Exercise prompt >>
Give the material once more, word for word, without any images.

>> begin

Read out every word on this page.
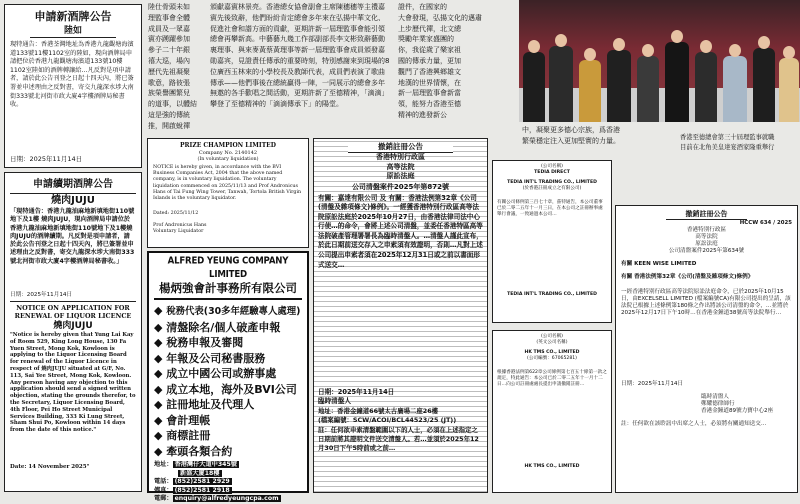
申請新酒牌公告
陸如
現特通告：香港荃灣地址為香港九龍觀塘海濱道133號11樓1102室的陸如，現向酒牌局申請把位於香港九龍觀塘海濱道133號10樓1102室陸如的酒牌轉讓給…凡反對是項申請者，請於此公告刊登之日起十四天內，將已簽署並申述理由之反對書，寄交九龍深水埗大南街333號北河街市政大廈4字樓酒牌局秘書收。
日期：2025年11月14日
申請續期酒牌公告
燒肉JUJU
「現特通告：香港九龍油麻地新填地街110號地下及1樓 燒肉JUJU，現向酒牌局申請位於香港九龍油麻地新填地街110號地下及1樓燒肉JUJU的酒牌續期。凡反對是項申請者，請於此公告刊登之日起十四天內，將已簽署並申述理由之反對書，寄交九龍深水埗大南街333號北河街市政大廈4字樓酒牌局秘書收。」
日期：2025年11月14日
NOTICE ON APPLICATION FOR RENEWAL OF LIQUOR LICENCE
燒肉JUJU
"Notice is hereby given that Yung Lai Kay of Room 529, King Long House, 130 Fa Yuen Street, Mong Kok, Kowloon is applying to the Liquor Licensing Board for renewal of the Liquor Licence in respect of 燒肉JUJU situated at G/F, No. 113, Sai Yee Street, Mong Kok, Kowloon. Any person having any objection to this application should send a signed written objection, stating the grounds therefor, to the Secretary, Liquor Licensing Board, 4th Floor, Pei Ho Street Municipal Services Building, 333 Ki Lung Street, Sham Shui Po, Kowloon within 14 days from the date of this notice."
Date: 14 November 2025"
陸仕骨頭未如
理監事會全體
成員及一眾嘉
賓亦踴躍參加
參子二十年銀
禧大巡，場內
歷代先祖凝聚
歌意，路彼張
族榮譽團繁兒
的道事，以體結
這是強的傳統
推，開啟蛻禪
頒獻嘉賓林景亮。香港總女協會副會主席陳穗穗等主禮嘉賓先後致辭，他們盼紛肯定總會多年來在弘揚中華文化、促進社會和諧方面的貢獻，更期許新一屆理監事會能引領總會再攀新高。中藝藝九幾工作部副部長李文彬致辭藝動裏理事、與來麥黃蔡黃理事等新一屆理監事會成員頒發嘉勛嘉宾，見證責任傳承的重要時刻，特別感謝來到現場的8位廣西玉林來的小學校長及教師代表，成員們表演了歌曲傳承——他們事後在總統贏得一陣，一同展示的總會多年無邀的各手歡唱之間活動，更期許新了至德精神，「滴滴」攀登了至德精神的「滴滴傳承下」的陽堂。
證件，在國家的
大會發現，弘揚文化的邁肅
上步歷代禪，北文總
獎勵年業家盛團的
你，我從歲了樂家祖
國的傳承力量，更加
觀門了香港興鄉雄文
地漢的世界情懷，在
新一屆理監事會新當
領，能努力香港至德
精神的進發新公
中，凝聚更多德心宗族，爲香港
繁榮穩定注入更加堅實的力量。	香港至德總會第三十屆理監事就職
目前在北角美皇達宴酒家隆重舉行
PRIZE CHAMPION LIMITED
Company No. 2140142
(In voluntary liquidation)
NOTICE is hereby given, in accordance with the BVI Business Companies Act, 2004 that the above named company, is in voluntary liquidation. The voluntary liquidation commenced on 2025/11/13 and Prof Andronicus Hans of Tai Fung Wing Tower, Tanwah, Tortola British Virgin Islands is the voluntary liquidator.
Dated: 2025/11/12
Prof Andronicus Hans
Voluntary Liquidator
ALFRED YEUNG COMPANY LIMITED
楊炳強會計事務所有限公司
◆ 稅務代表(30多年經驗專人處理)
◆ 清盤除名/個人破產申報
◆ 稅務申報及審閱
◆ 年報及公司秘書服務
◆ 成立中國公司或辦事處
◆ 成立本地，海外及BVI公司
◆ 註冊地址及代理人
◆ 會計理帳
◆ 商標註冊
◆ 牽頭各類合約
地址： 香港灣仔大道中345號
新盛大廈18樓
電話： (852)2581 2929
傳真： (852)2581 2918
電郵： enquiry@alfredyeungcpa.com
撤銷註冊公告
香港特別行政區
高等法院
原訟法庭
公司清盤案件2025年第872號
有關：嘉達有限公司 及 有關：香港法例第32章《公司(清盤及雜項條文)條例》。一經獲香港特別行政區高等法院原訟法庭於2025年10月27日，由香港法律司法中心行使…的命令，會將上述公司清盤，並委任香港特區高等法院破產管理署署長為臨時清盤人。…清盤人謹此宣布，於此日期前送交存入之申索須有效證明，否則…凡對上述公司提出申索者須在2025年12月31日或之前以書面形式送交…
日期：2025年11月14日
臨時清盤人
地址：香港金鐘道66號太古廣場二座26樓
(檔案編號：SCW/ACOI/BCL44523/25 (JT))
註：任何欲申索清盤範圍以下的人士，必須在上述指定之日期前將其證明文件送交清盤人。若…並須於2025年12月30日下午5時前或之前…
(公司名稱)
TEDIA DIRECT
TEDIA INT'L TRADING CO., LIMITED
(於香港註冊成立之有限公司)
有關公司條例第三百七十章，茲特通告，本公司董事已於二零二五年十一月三日，在本公司之註冊辦事處舉行會議，一致通過本公司…
TEDIA INT'L TRADING CO., LIMITED
(公司名稱)
(英文公司名稱)
HK TMS CO., LIMITED
(公司編號：67065281)
根據香港法例第622章公司條例第七百五十條第一款之規定，特此通告：本公司已於二零二五年十一月十二日…向公司註冊處處長提出申請撤銷註冊…
HK TMS CO., LIMITED
撤銷註冊公告
HCCW 634 / 2025
香港特別行政區
高等法院
原訟法庭
公司清盤案件2025年第634號
有關 KEEN WISE LIMITED
有關 香港法例第32章《公司(清盤及雜項條文)條例》
一經香港特別行政區高等法院原訟法庭命令，已於2025年10月15日，由EXCELSELL LIMITED (檔案編號CA)有限公司提出的呈請，該法院已根據上述條例第180條之作出將該公司清盤的命令，…並將於2025年12月17日下午10時…在香港金鐘道38號高等法院舉行…
日期：2025年11月14日
臨時清盤人
鄭耀德律師行
香港金鐘道89號力寶中心2座
註：任何欲在該聆訊中出席之人士，必須將有關通知送交…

>> end

Answer to this exercise >>
Read out every word on this page.
申請新酒牌公告
陸如
現特通告：香港荃灣地址為香港九龍觀塘海濱道133號11樓1102室的陸如，現向酒牌局申請把位於香港九龍觀塘海濱道133號10樓1102室陸如的酒牌轉讓給…凡反對是項申請者，請於此公告刊登之日起十四天內，將已簽署並申述理由之反對書，寄交九龍深水埗大南街333號北河街市政大廈4字樓酒牌局秘書收。
日期：2025年11月14日
申請續期酒牌公告
燒肉JUJU
「現特通告：香港九龍油麻地新填地街110號地下及1樓 燒肉JUJU，現向酒牌局申請位於香港九龍油麻地新填地街110號地下及1樓燒肉JUJU的酒牌續期。凡反對是項申請者，請於此公告刊登之日起十四天內，將已簽署並申述理由之反對書，寄交九龍深水埗大南街333號北河街市政大廈4字樓酒牌局秘書收。」
日期：2025年11月14日
NOTICE ON APPLICATION FOR RENEWAL OF LIQUOR LICENCE
燒肉JUJU
"Notice is hereby given that Yung Lai Kay of Room 529, King Long House, 130 Fa Yuen Street, Mong Kok, Kowloon is applying to the Liquor Licensing Board for renewal of the Liquor Licence in respect of 燒肉JUJU situated at G/F, No. 113, Sai Yee Street, Mong Kok, Kowloon. Any person having any objection to this application should send a signed written objection, stating the grounds therefor, to the Secretary, Liquor Licensing Board, 4th Floor, Pei Ho Street Municipal Services Building, 333 Ki Lung Street, Sham Shui Po, Kowloon within 14 days from the date of this notice."
Date: 14 November 2025"
陸仕骨頭未如
理監事會全體
成員及一眾嘉
賓亦踴躍參加
參子二十年銀
禧大巡，場內
歷代先祖凝聚
歌意，路彼張
族榮譽團繁兒
的道事，以體結
這是強的傳統
推，開啟蛻禪
頒獻嘉賓林景亮。香港總女協會副會主席陳穗穗等主禮嘉賓先後致辭，他們盼紛肯定總會多年來在弘揚中華文化、促進社會和諧方面的貢獻，更期許新一屆理監事會能引領總會再攀新高。中藝藝九幾工作部副部長李文彬致辭藝動裏理事、與來麥黃蔡黃理事等新一屆理監事會成員頒發嘉勛嘉宾，見證責任傳承的重要時刻，特別感謝來到現場的8位廣西玉林來的小學校長及教師代表，成員們表演了歌曲傳承——他們事後在總統贏得一陣，一同展示的總會多年無邀的各手歡唱之間活動，更期許新了至德精神，「滴滴」攀登了至德精神的「滴滴傳承下」的陽堂。
證件，在國家的
大會發現，弘揚文化的邁肅
上步歷代禪，北文總
獎勵年業家盛團的
你，我從歲了樂家祖
國的傳承力量，更加
觀門了香港興鄉雄文
地漢的世界情懷，在
新一屆理監事會新當
領，能努力香港至德
精神的進發新公
中，凝聚更多德心宗族，爲香港
繁榮穩定注入更加堅實的力量。	香港至德總會第三十屆理監事就職
目前在北角美皇達宴酒家隆重舉行
PRIZE CHAMPION LIMITED
Company No. 2140142
(In voluntary liquidation)
NOTICE is hereby given, in accordance with the BVI Business Companies Act, 2004 that the above named company, is in voluntary liquidation. The voluntary liquidation commenced on 2025/11/13 and Prof Andronicus Hans of Tai Fung Wing Tower, Tanwah, Tortola British Virgin Islands is the voluntary liquidator.
Dated: 2025/11/12
Prof Andronicus Hans
Voluntary Liquidator
ALFRED YEUNG COMPANY LIMITED
楊炳強會計事務所有限公司
◆ 稅務代表(30多年經驗專人處理)
◆ 清盤除名/個人破產申報
◆ 稅務申報及審閱
◆ 年報及公司秘書服務
◆ 成立中國公司或辦事處
◆ 成立本地，海外及BVI公司
◆ 註冊地址及代理人
◆ 會計理帳
◆ 商標註冊
◆ 牽頭各類合約
地址： 香港灣仔大道中345號
新盛大廈18樓
電話： (852)2581 2929
傳真： (852)2581 2918
電郵： enquiry@alfredyeungcpa.com
撤銷註冊公告
香港特別行政區
高等法院
原訟法庭
公司清盤案件2025年第872號
有關：嘉達有限公司 及 有關：香港法例第32章《公司(清盤及雜項條文)條例》。一經獲香港特別行政區高等法院原訟法庭於2025年10月27日，由香港法律司法中心行使…的命令，會將上述公司清盤，並委任香港特區高等法院破產管理署署長為臨時清盤人。…清盤人謹此宣布，於此日期前送交存入之申索須有效證明，否則…凡對上述公司提出申索者須在2025年12月31日或之前以書面形式送交…
日期：2025年11月14日
臨時清盤人
地址：香港金鐘道66號太古廣場二座26樓
(檔案編號：SCW/ACOI/BCL44523/25 (JT))
註：任何欲申索清盤範圍以下的人士，必須在上述指定之日期前將其證明文件送交清盤人。若…並須於2025年12月30日下午5時前或之前…
(公司名稱)
TEDIA DIRECT
TEDIA INT'L TRADING CO., LIMITED
(於香港註冊成立之有限公司)
有關公司條例第三百七十章，茲特通告，本公司董事已於二零二五年十一月三日，在本公司之註冊辦事處舉行會議，一致通過本公司…
TEDIA INT'L TRADING CO., LIMITED
(公司名稱)
(英文公司名稱)
HK TMS CO., LIMITED
(公司編號：67065281)
根據香港法例第622章公司條例第七百五十條第一款之規定，特此通告：本公司已於二零二五年十一月十二日…向公司註冊處處長提出申請撤銷註冊…
HK TMS CO., LIMITED
撤銷註冊公告
HCCW 634 / 2025
香港特別行政區
高等法院
原訟法庭
公司清盤案件2025年第634號
有關 KEEN WISE LIMITED
有關 香港法例第32章《公司(清盤及雜項條文)條例》
一經香港特別行政區高等法院原訟法庭命令，已於2025年10月15日，由EXCELSELL LIMITED (檔案編號CA)有限公司提出的呈請，該法院已根據上述條例第180條之作出將該公司清盤的命令，…並將於2025年12月17日下午10時…在香港金鐘道38號高等法院舉行…
日期：2025年11月14日
臨時清盤人
鄭耀德律師行
香港金鐘道89號力寶中心2座
註：任何欲在該聆訊中出席之人士，必須將有關通知送交…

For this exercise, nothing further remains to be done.